[Records from a collection]
***
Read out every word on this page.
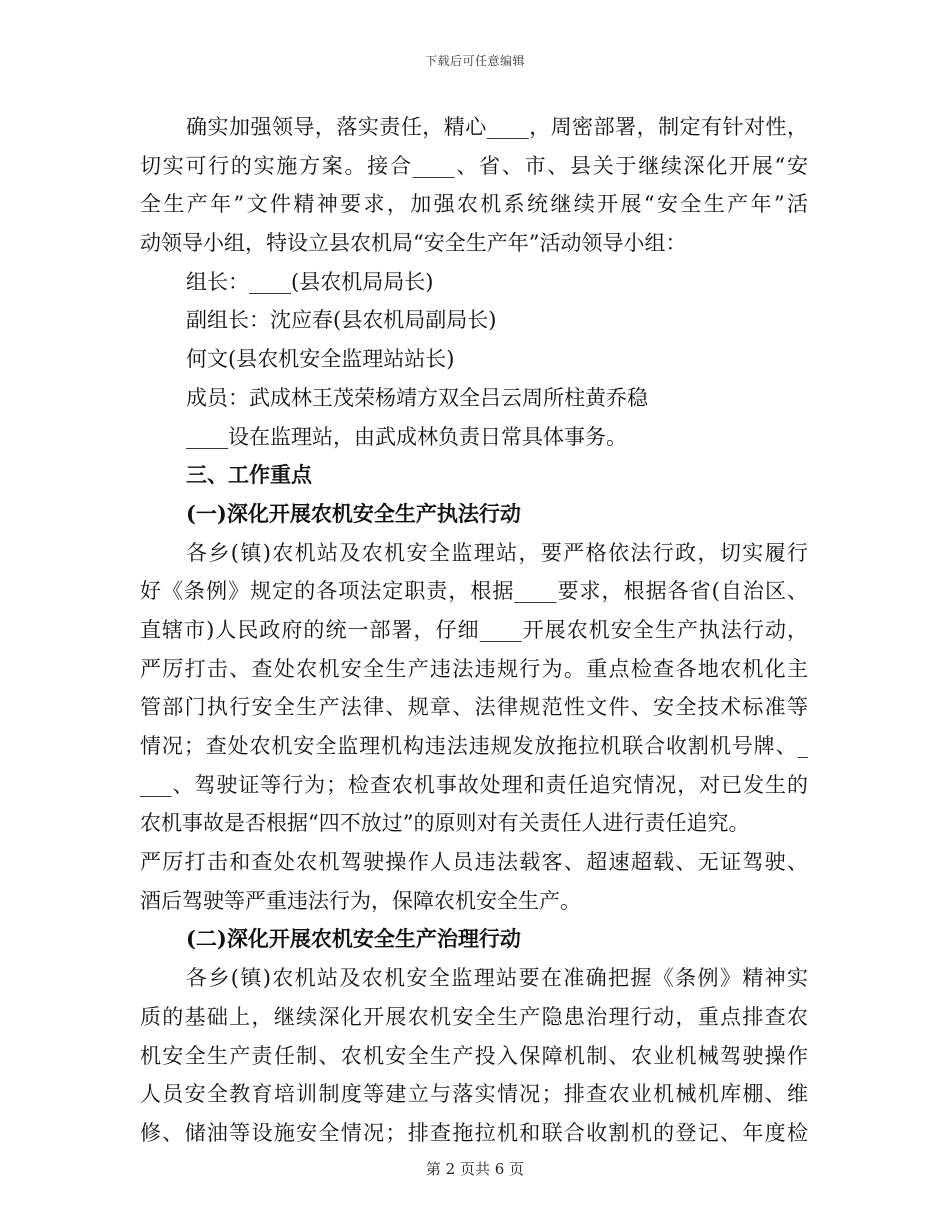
下载后可任意编辑
确实加强领导，落实责任，精心____，周密部署，制定有针对性，
切实可行的实施方案。接合____、省、市、县关于继续深化开展“安
全生产年”文件精神要求，加强农机系统继续开展“安全生产年”活
动领导小组，特设立县农机局“安全生产年”活动领导小组：
组长：____(县农机局局长)
副组长：沈应春(县农机局副局长)
何文(县农机安全监理站站长)
成员：武成林王茂荣杨靖方双全吕云周所柱黄乔稳
____设在监理站，由武成林负责日常具体事务。
三、工作重点
(一)深化开展农机安全生产执法行动
各乡(镇)农机站及农机安全监理站，要严格依法行政，切实履行
好《条例》规定的各项法定职责，根据____要求，根据各省(自治区、
直辖市)人民政府的统一部署，仔细____开展农机安全生产执法行动，
严厉打击、查处农机安全生产违法违规行为。重点检查各地农机化主
管部门执行安全生产法律、规章、法律规范性文件、安全技术标准等
情况；查处农机安全监理机构违法违规发放拖拉机联合收割机号牌、_
___、驾驶证等行为；检查农机事故处理和责任追究情况，对已发生的
农机事故是否根据“四不放过”的原则对有关责任人进行责任追究。
严厉打击和查处农机驾驶操作人员违法载客、超速超载、无证驾驶、
酒后驾驶等严重违法行为，保障农机安全生产。
(二)深化开展农机安全生产治理行动
各乡(镇)农机站及农机安全监理站要在准确把握《条例》精神实
质的基础上，继续深化开展农机安全生产隐患治理行动，重点排查农
机安全生产责任制、农机安全生产投入保障机制、农业机械驾驶操作
人员安全教育培训制度等建立与落实情况；排查农业机械机库棚、维
修、储油等设施安全情况；排查拖拉机和联合收割机的登记、年度检
第 2 页共 6 页
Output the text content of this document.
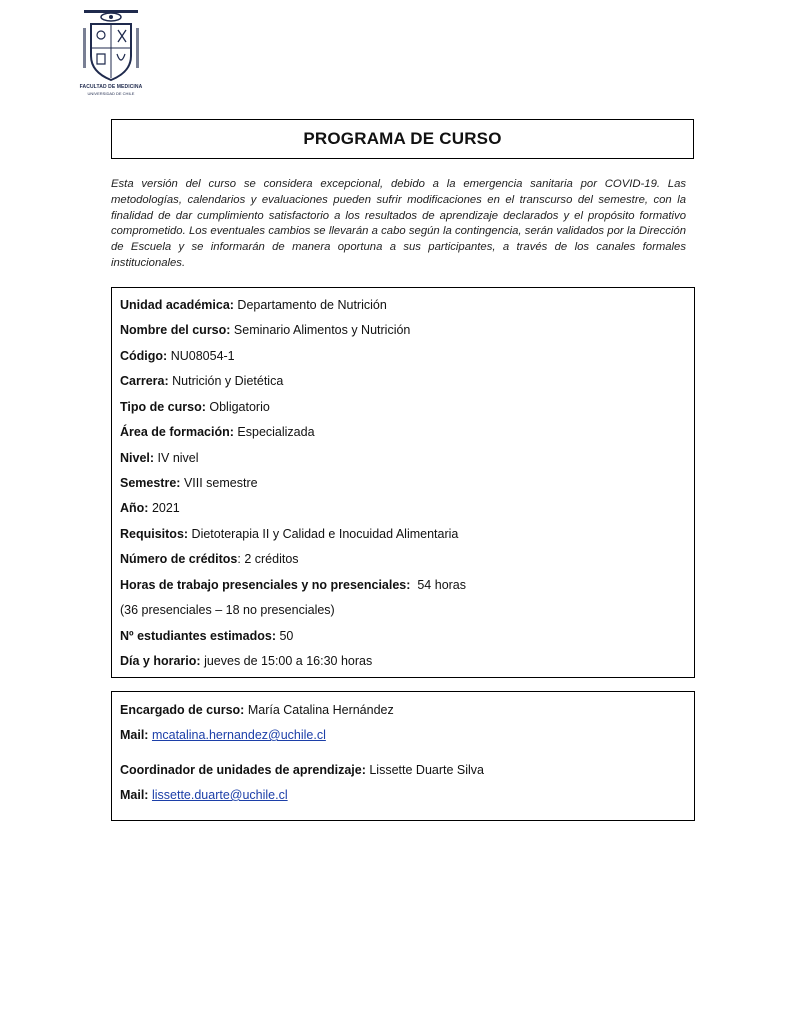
FACULTAD DE MEDICINA
UNIVERSIDAD DE CHILE
PROGRAMA DE CURSO
Esta versión del curso se considera excepcional, debido a la emergencia sanitaria por COVID-19. Las metodologías, calendarios y evaluaciones pueden sufrir modificaciones en el transcurso del semestre, con la finalidad de dar cumplimiento satisfactorio a los resultados de aprendizaje declarados y el propósito formativo comprometido. Los eventuales cambios se llevarán a cabo según la contingencia, serán validados por la Dirección de Escuela y se informarán de manera oportuna a sus participantes, a través de los canales formales institucionales.
Unidad académica: Departamento de Nutrición
Nombre del curso: Seminario Alimentos y Nutrición
Código: NU08054-1
Carrera: Nutrición y Dietética
Tipo de curso: Obligatorio
Área de formación: Especializada
Nivel: IV nivel
Semestre: VIII semestre
Año: 2021
Requisitos: Dietoterapia II y Calidad e Inocuidad Alimentaria
Número de créditos: 2 créditos
Horas de trabajo presenciales y no presenciales: 54 horas
(36 presenciales – 18 no presenciales)
Nº estudiantes estimados: 50
Día y horario: jueves de 15:00 a 16:30 horas
Encargado de curso: María Catalina Hernández
Mail: mcatalina.hernandez@uchile.cl
Coordinador de unidades de aprendizaje: Lissette Duarte Silva
Mail: lissette.duarte@uchile.cl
***
Write out the listing above again, exactly, but with no pictures in the copy.

Written answer:
Read out every word on this page.
下载后可任意编辑
确实加强领导，落实责任，精心____，周密部署，制定有针对性，
切实可行的实施方案。接合____、省、市、县关于继续深化开展“安
全生产年”文件精神要求，加强农机系统继续开展“安全生产年”活
动领导小组，特设立县农机局“安全生产年”活动领导小组：
组长：____(县农机局局长)
副组长：沈应春(县农机局副局长)
何文(县农机安全监理站站长)
成员：武成林王茂荣杨靖方双全吕云周所柱黄乔稳
____设在监理站，由武成林负责日常具体事务。
三、工作重点
(一)深化开展农机安全生产执法行动
各乡(镇)农机站及农机安全监理站，要严格依法行政，切实履行
好《条例》规定的各项法定职责，根据____要求，根据各省(自治区、
直辖市)人民政府的统一部署，仔细____开展农机安全生产执法行动，
严厉打击、查处农机安全生产违法违规行为。重点检查各地农机化主
管部门执行安全生产法律、规章、法律规范性文件、安全技术标准等
情况；查处农机安全监理机构违法违规发放拖拉机联合收割机号牌、_
___、驾驶证等行为；检查农机事故处理和责任追究情况，对已发生的
农机事故是否根据“四不放过”的原则对有关责任人进行责任追究。
严厉打击和查处农机驾驶操作人员违法载客、超速超载、无证驾驶、
酒后驾驶等严重违法行为，保障农机安全生产。
(二)深化开展农机安全生产治理行动
各乡(镇)农机站及农机安全监理站要在准确把握《条例》精神实
质的基础上，继续深化开展农机安全生产隐患治理行动，重点排查农
机安全生产责任制、农机安全生产投入保障机制、农业机械驾驶操作
人员安全教育培训制度等建立与落实情况；排查农业机械机库棚、维
修、储油等设施安全情况；排查拖拉机和联合收割机的登记、年度检
第 2 页共 6 页
Output the text content of this document.
FACULTAD DE MEDICINA
UNIVERSIDAD DE CHILE
PROGRAMA DE CURSO
Esta versión del curso se considera excepcional, debido a la emergencia sanitaria por COVID-19. Las metodologías, calendarios y evaluaciones pueden sufrir modificaciones en el transcurso del semestre, con la finalidad de dar cumplimiento satisfactorio a los resultados de aprendizaje declarados y el propósito formativo comprometido. Los eventuales cambios se llevarán a cabo según la contingencia, serán validados por la Dirección de Escuela y se informarán de manera oportuna a sus participantes, a través de los canales formales institucionales.
Unidad académica: Departamento de Nutrición
Nombre del curso: Seminario Alimentos y Nutrición
Código: NU08054-1
Carrera: Nutrición y Dietética
Tipo de curso: Obligatorio
Área de formación: Especializada
Nivel: IV nivel
Semestre: VIII semestre
Año: 2021
Requisitos: Dietoterapia II y Calidad e Inocuidad Alimentaria
Número de créditos: 2 créditos
Horas de trabajo presenciales y no presenciales: 54 horas
(36 presenciales – 18 no presenciales)
Nº estudiantes estimados: 50
Día y horario: jueves de 15:00 a 16:30 horas
Encargado de curso: María Catalina Hernández
Mail: mcatalina.hernandez@uchile.cl
Coordinador de unidades de aprendizaje: Lissette Duarte Silva
Mail: lissette.duarte@uchile.cl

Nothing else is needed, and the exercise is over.